* SHORT TASK
Your job is to restate each entry word for word.

* GIVEN RECORDS

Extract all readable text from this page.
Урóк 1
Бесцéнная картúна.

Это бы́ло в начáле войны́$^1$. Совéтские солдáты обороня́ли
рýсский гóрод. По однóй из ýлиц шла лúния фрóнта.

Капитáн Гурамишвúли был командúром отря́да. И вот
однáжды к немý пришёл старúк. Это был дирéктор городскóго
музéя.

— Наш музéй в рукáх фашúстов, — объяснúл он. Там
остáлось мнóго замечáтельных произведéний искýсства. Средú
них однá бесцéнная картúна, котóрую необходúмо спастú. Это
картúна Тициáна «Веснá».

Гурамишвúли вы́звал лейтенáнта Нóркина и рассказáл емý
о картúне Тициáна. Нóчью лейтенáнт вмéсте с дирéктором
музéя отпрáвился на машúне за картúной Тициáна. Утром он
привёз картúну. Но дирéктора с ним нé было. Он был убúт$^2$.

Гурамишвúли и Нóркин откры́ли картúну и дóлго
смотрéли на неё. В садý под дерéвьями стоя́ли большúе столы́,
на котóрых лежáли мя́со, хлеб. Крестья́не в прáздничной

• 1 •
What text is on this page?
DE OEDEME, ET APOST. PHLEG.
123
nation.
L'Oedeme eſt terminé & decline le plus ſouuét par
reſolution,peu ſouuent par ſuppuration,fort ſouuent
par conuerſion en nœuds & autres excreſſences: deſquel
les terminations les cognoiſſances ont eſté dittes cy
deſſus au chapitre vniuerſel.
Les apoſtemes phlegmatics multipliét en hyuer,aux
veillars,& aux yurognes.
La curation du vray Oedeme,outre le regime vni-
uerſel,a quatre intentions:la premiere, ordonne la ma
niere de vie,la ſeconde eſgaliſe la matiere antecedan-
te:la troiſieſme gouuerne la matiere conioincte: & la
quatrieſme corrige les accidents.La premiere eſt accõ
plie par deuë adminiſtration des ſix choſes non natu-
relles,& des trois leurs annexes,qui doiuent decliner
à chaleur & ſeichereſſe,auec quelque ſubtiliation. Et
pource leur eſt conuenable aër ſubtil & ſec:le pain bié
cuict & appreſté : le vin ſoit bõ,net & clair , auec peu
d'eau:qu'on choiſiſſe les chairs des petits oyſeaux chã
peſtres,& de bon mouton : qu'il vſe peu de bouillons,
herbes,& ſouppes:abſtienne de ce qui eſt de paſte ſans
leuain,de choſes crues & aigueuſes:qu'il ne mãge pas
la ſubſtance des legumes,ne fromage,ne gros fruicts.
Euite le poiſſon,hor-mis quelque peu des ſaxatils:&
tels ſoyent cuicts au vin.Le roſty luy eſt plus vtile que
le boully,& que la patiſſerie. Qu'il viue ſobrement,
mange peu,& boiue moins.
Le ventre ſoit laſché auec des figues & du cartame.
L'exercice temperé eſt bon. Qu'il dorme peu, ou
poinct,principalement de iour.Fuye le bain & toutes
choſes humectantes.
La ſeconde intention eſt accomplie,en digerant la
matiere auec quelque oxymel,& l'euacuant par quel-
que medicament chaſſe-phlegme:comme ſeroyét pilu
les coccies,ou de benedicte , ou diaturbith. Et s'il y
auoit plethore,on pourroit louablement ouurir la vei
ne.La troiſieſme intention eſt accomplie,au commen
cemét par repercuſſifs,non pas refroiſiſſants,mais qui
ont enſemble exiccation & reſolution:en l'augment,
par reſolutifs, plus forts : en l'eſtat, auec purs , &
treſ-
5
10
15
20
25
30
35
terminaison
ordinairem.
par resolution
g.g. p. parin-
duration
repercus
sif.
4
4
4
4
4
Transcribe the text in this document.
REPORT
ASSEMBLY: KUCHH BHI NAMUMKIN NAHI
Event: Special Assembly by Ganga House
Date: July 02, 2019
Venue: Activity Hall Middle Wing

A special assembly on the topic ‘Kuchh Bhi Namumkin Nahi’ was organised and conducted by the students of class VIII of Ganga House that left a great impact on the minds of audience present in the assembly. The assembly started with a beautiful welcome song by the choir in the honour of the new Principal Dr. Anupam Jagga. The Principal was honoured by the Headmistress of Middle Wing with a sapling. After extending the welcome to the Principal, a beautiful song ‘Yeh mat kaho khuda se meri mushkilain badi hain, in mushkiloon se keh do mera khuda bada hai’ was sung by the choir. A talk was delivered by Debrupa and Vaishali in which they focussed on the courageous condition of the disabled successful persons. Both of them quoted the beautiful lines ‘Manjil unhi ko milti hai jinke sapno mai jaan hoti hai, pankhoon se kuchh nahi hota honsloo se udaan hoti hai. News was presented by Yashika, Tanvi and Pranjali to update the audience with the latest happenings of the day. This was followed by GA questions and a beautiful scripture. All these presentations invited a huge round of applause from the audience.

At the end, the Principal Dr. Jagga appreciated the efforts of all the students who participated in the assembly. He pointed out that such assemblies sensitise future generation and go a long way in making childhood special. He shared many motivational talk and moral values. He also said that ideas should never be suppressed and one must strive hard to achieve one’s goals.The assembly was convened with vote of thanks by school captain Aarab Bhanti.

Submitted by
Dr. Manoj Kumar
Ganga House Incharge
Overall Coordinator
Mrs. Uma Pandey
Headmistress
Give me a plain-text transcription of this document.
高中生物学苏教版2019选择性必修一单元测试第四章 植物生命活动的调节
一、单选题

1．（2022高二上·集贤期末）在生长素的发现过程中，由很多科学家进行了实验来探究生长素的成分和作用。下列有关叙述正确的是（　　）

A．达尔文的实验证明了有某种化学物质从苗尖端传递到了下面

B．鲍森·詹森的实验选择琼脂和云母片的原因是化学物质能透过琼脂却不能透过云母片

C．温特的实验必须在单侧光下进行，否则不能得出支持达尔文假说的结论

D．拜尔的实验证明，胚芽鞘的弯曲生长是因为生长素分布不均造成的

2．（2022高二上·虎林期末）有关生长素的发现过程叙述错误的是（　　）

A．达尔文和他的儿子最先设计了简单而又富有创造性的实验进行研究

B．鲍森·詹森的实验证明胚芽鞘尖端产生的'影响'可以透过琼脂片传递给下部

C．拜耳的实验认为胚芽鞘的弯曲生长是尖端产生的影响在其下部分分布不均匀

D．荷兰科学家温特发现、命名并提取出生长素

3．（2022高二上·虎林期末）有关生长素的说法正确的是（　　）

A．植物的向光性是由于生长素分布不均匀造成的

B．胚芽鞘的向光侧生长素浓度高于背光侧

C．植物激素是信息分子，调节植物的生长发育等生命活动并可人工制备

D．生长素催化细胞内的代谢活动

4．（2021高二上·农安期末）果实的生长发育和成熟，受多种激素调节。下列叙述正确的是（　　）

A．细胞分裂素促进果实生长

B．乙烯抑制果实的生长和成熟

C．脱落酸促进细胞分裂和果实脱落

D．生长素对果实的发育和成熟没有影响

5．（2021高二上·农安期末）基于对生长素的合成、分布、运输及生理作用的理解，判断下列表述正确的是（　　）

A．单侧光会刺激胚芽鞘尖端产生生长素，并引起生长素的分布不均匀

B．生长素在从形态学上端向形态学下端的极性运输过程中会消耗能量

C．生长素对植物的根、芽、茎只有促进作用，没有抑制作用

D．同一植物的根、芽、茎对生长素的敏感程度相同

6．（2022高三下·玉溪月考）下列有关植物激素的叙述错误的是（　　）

* REPLY
Extract all readable text from this page.
Урóк 1
Бесцéнная картúна.

Это бы́ло в начáле войны́$^1$. Совéтские солдáты обороня́ли
рýсский гóрод. По однóй из ýлиц шла лúния фрóнта.

Капитáн Гурамишвúли был командúром отря́да. И вот
однáжды к немý пришёл старúк. Это был дирéктор городскóго
музéя.

— Наш музéй в рукáх фашúстов, — объяснúл он. Там
остáлось мнóго замечáтельных произведéний искýсства. Средú
них однá бесцéнная картúна, котóрую необходúмо спастú. Это
картúна Тициáна «Веснá».

Гурамишвúли вы́звал лейтенáнта Нóркина и рассказáл емý
о картúне Тициáна. Нóчью лейтенáнт вмéсте с дирéктором
музéя отпрáвился на машúне за картúной Тициáна. Утром он
привёз картúну. Но дирéктора с ним нé было. Он был убúт$^2$.

Гурамишвúли и Нóркин откры́ли картúну и дóлго
смотрéли на неё. В садý под дерéвьями стоя́ли большúе столы́,
на котóрых лежáли мя́со, хлеб. Крестья́не в прáздничной

• 1 •
What text is on this page?
DE OEDEME, ET APOST. PHLEG.
123
nation.
L'Oedeme eſt terminé & decline le plus ſouuét par
reſolution,peu ſouuent par ſuppuration,fort ſouuent
par conuerſion en nœuds & autres excreſſences: deſquel
les terminations les cognoiſſances ont eſté dittes cy
deſſus au chapitre vniuerſel.
Les apoſtemes phlegmatics multipliét en hyuer,aux
veillars,& aux yurognes.
La curation du vray Oedeme,outre le regime vni-
uerſel,a quatre intentions:la premiere, ordonne la ma
niere de vie,la ſeconde eſgaliſe la matiere antecedan-
te:la troiſieſme gouuerne la matiere conioincte: & la
quatrieſme corrige les accidents.La premiere eſt accõ
plie par deuë adminiſtration des ſix choſes non natu-
relles,& des trois leurs annexes,qui doiuent decliner
à chaleur & ſeichereſſe,auec quelque ſubtiliation. Et
pource leur eſt conuenable aër ſubtil & ſec:le pain bié
cuict & appreſté : le vin ſoit bõ,net & clair , auec peu
d'eau:qu'on choiſiſſe les chairs des petits oyſeaux chã
peſtres,& de bon mouton : qu'il vſe peu de bouillons,
herbes,& ſouppes:abſtienne de ce qui eſt de paſte ſans
leuain,de choſes crues & aigueuſes:qu'il ne mãge pas
la ſubſtance des legumes,ne fromage,ne gros fruicts.
Euite le poiſſon,hor-mis quelque peu des ſaxatils:&
tels ſoyent cuicts au vin.Le roſty luy eſt plus vtile que
le boully,& que la patiſſerie. Qu'il viue ſobrement,
mange peu,& boiue moins.
Le ventre ſoit laſché auec des figues & du cartame.
L'exercice temperé eſt bon. Qu'il dorme peu, ou
poinct,principalement de iour.Fuye le bain & toutes
choſes humectantes.
La ſeconde intention eſt accomplie,en digerant la
matiere auec quelque oxymel,& l'euacuant par quel-
que medicament chaſſe-phlegme:comme ſeroyét pilu
les coccies,ou de benedicte , ou diaturbith. Et s'il y
auoit plethore,on pourroit louablement ouurir la vei
ne.La troiſieſme intention eſt accomplie,au commen
cemét par repercuſſifs,non pas refroiſiſſants,mais qui
ont enſemble exiccation & reſolution:en l'augment,
par reſolutifs, plus forts : en l'eſtat, auec purs , &
treſ-
5
10
15
20
25
30
35
terminaison
ordinairem.
par resolution
g.g. p. parin-
duration
repercus
sif.
4
4
4
4
4
Transcribe the text in this document.
REPORT
ASSEMBLY: KUCHH BHI NAMUMKIN NAHI
Event: Special Assembly by Ganga House
Date: July 02, 2019
Venue: Activity Hall Middle Wing

A special assembly on the topic ‘Kuchh Bhi Namumkin Nahi’ was organised and conducted by the students of class VIII of Ganga House that left a great impact on the minds of audience present in the assembly. The assembly started with a beautiful welcome song by the choir in the honour of the new Principal Dr. Anupam Jagga. The Principal was honoured by the Headmistress of Middle Wing with a sapling. After extending the welcome to the Principal, a beautiful song ‘Yeh mat kaho khuda se meri mushkilain badi hain, in mushkiloon se keh do mera khuda bada hai’ was sung by the choir. A talk was delivered by Debrupa and Vaishali in which they focussed on the courageous condition of the disabled successful persons. Both of them quoted the beautiful lines ‘Manjil unhi ko milti hai jinke sapno mai jaan hoti hai, pankhoon se kuchh nahi hota honsloo se udaan hoti hai. News was presented by Yashika, Tanvi and Pranjali to update the audience with the latest happenings of the day. This was followed by GA questions and a beautiful scripture. All these presentations invited a huge round of applause from the audience.

At the end, the Principal Dr. Jagga appreciated the efforts of all the students who participated in the assembly. He pointed out that such assemblies sensitise future generation and go a long way in making childhood special. He shared many motivational talk and moral values. He also said that ideas should never be suppressed and one must strive hard to achieve one’s goals.The assembly was convened with vote of thanks by school captain Aarab Bhanti.

Submitted by
Dr. Manoj Kumar
Ganga House Incharge
Overall Coordinator
Mrs. Uma Pandey
Headmistress
Give me a plain-text transcription of this document.
高中生物学苏教版2019选择性必修一单元测试第四章 植物生命活动的调节
一、单选题

1．（2022高二上·集贤期末）在生长素的发现过程中，由很多科学家进行了实验来探究生长素的成分和作用。下列有关叙述正确的是（　　）

A．达尔文的实验证明了有某种化学物质从苗尖端传递到了下面

B．鲍森·詹森的实验选择琼脂和云母片的原因是化学物质能透过琼脂却不能透过云母片

C．温特的实验必须在单侧光下进行，否则不能得出支持达尔文假说的结论

D．拜尔的实验证明，胚芽鞘的弯曲生长是因为生长素分布不均造成的

2．（2022高二上·虎林期末）有关生长素的发现过程叙述错误的是（　　）

A．达尔文和他的儿子最先设计了简单而又富有创造性的实验进行研究

B．鲍森·詹森的实验证明胚芽鞘尖端产生的'影响'可以透过琼脂片传递给下部

C．拜耳的实验认为胚芽鞘的弯曲生长是尖端产生的影响在其下部分分布不均匀

D．荷兰科学家温特发现、命名并提取出生长素

3．（2022高二上·虎林期末）有关生长素的说法正确的是（　　）

A．植物的向光性是由于生长素分布不均匀造成的

B．胚芽鞘的向光侧生长素浓度高于背光侧

C．植物激素是信息分子，调节植物的生长发育等生命活动并可人工制备

D．生长素催化细胞内的代谢活动

4．（2021高二上·农安期末）果实的生长发育和成熟，受多种激素调节。下列叙述正确的是（　　）

A．细胞分裂素促进果实生长

B．乙烯抑制果实的生长和成熟

C．脱落酸促进细胞分裂和果实脱落

D．生长素对果实的发育和成熟没有影响

5．（2021高二上·农安期末）基于对生长素的合成、分布、运输及生理作用的理解，判断下列表述正确的是（　　）

A．单侧光会刺激胚芽鞘尖端产生生长素，并引起生长素的分布不均匀

B．生长素在从形态学上端向形态学下端的极性运输过程中会消耗能量

C．生长素对植物的根、芽、茎只有促进作用，没有抑制作用

D．同一植物的根、芽、茎对生长素的敏感程度相同

6．（2022高三下·玉溪月考）下列有关植物激素的叙述错误的是（　　）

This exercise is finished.